§ **Exercise task**: Listed below are entries; give the number of lines among them that include "into", and only that number.

§ **Data**:
━━━━━━
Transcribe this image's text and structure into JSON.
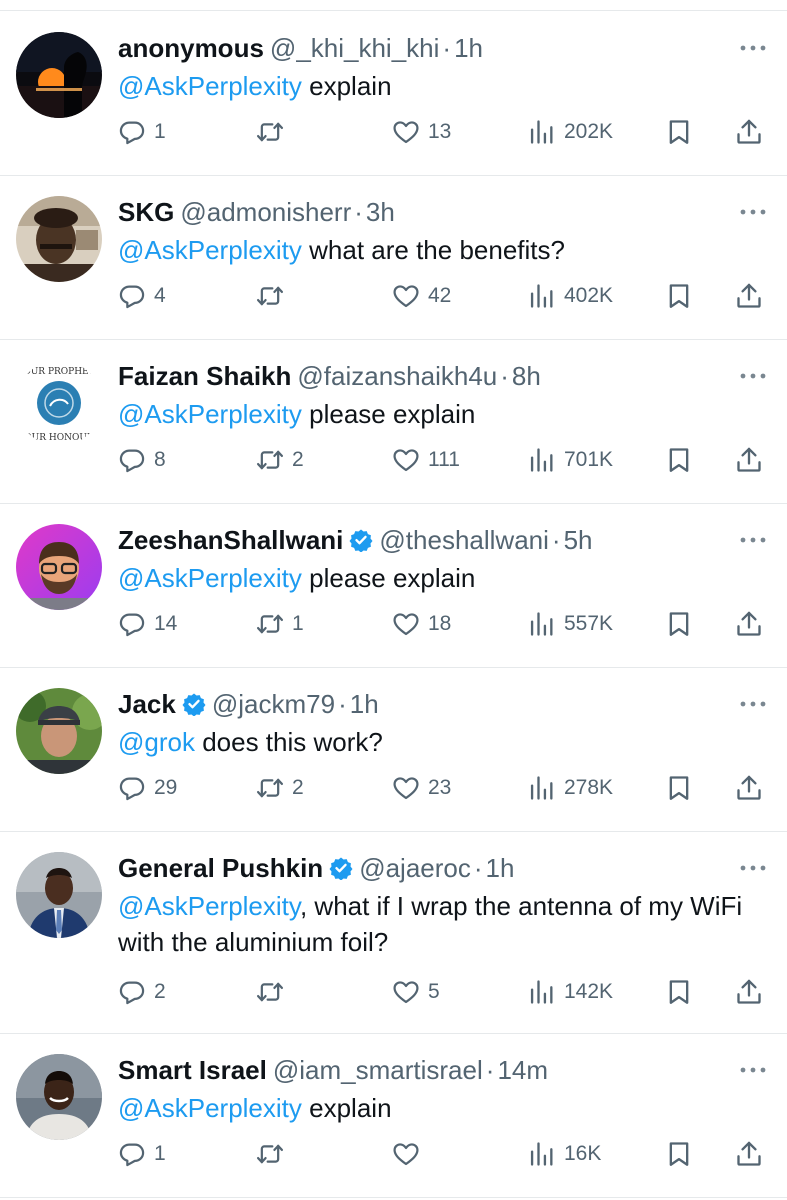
{
  "colors": {
    "accent": "#1d9bf0",
    "text": "#0f1419",
    "muted": "#536471",
    "divider": "#e6e9eb"
  },
  "icons": {
    "reply": "reply-icon",
    "retweet": "retweet-icon",
    "like": "like-icon",
    "views": "views-icon",
    "bookmark": "bookmark-icon",
    "share": "share-icon",
    "more": "more-icon",
    "verified": "verified-badge-icon"
  },
  "tweets": [
    {
      "name": "anonymous",
      "verified": false,
      "handle": "@_khi_khi_khi",
      "dot": "·",
      "time": "1h",
      "mention": "@AskPerplexity",
      "text": " explain",
      "replies": "1",
      "retweets": "",
      "likes": "13",
      "views": "202K"
    },
    {
      "name": "SKG",
      "verified": false,
      "handle": "@admonisherr",
      "dot": "·",
      "time": "3h",
      "mention": "@AskPerplexity",
      "text": " what are the benefits?",
      "replies": "4",
      "retweets": "",
      "likes": "42",
      "views": "402K"
    },
    {
      "name": "Faizan Shaikh",
      "verified": false,
      "handle": "@faizanshaikh4u",
      "dot": "·",
      "time": "8h",
      "mention": "@AskPerplexity",
      "text": " please explain",
      "replies": "8",
      "retweets": "2",
      "likes": "111",
      "views": "701K",
      "avatar_text_top": "OUR PROPHET",
      "avatar_text_bottom": "OUR HONOUR"
    },
    {
      "name": "ZeeshanShallwani",
      "verified": true,
      "handle": "@theshallwani",
      "dot": "·",
      "time": "5h",
      "mention": "@AskPerplexity",
      "text": " please explain",
      "replies": "14",
      "retweets": "1",
      "likes": "18",
      "views": "557K"
    },
    {
      "name": "Jack",
      "verified": true,
      "handle": "@jackm79",
      "dot": "·",
      "time": "1h",
      "mention": "@grok",
      "text": " does this work?",
      "replies": "29",
      "retweets": "2",
      "likes": "23",
      "views": "278K"
    },
    {
      "name": "General Pushkin",
      "verified": true,
      "handle": "@ajaeroc",
      "dot": "·",
      "time": "1h",
      "mention": "@AskPerplexity",
      "text": ", what if I wrap the antenna of my WiFi with the aluminium foil?",
      "replies": "2",
      "retweets": "",
      "likes": "5",
      "views": "142K"
    },
    {
      "name": "Smart Israel",
      "verified": false,
      "handle": "@iam_smartisrael",
      "dot": "·",
      "time": "14m",
      "mention": "@AskPerplexity",
      "text": " explain",
      "replies": "1",
      "retweets": "",
      "likes": "",
      "views": "16K"
    }
  ]
}
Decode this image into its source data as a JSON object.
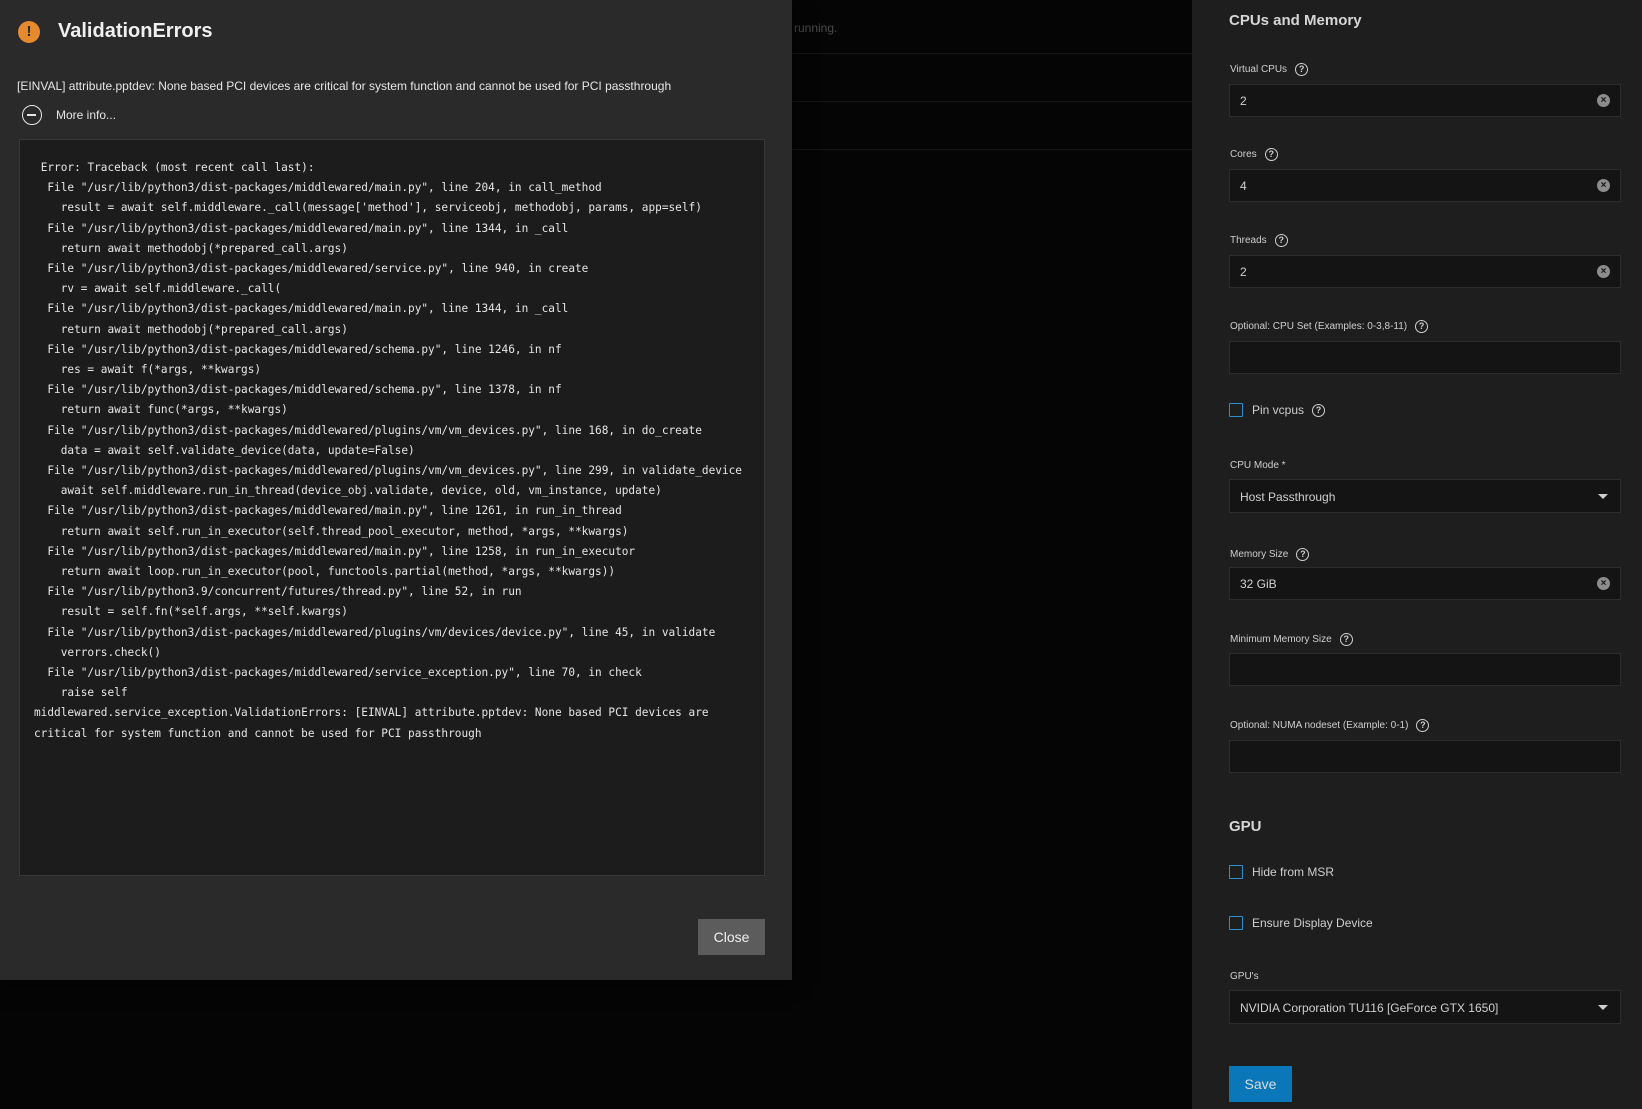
━━━━━━
§ **Solution to this task**: 2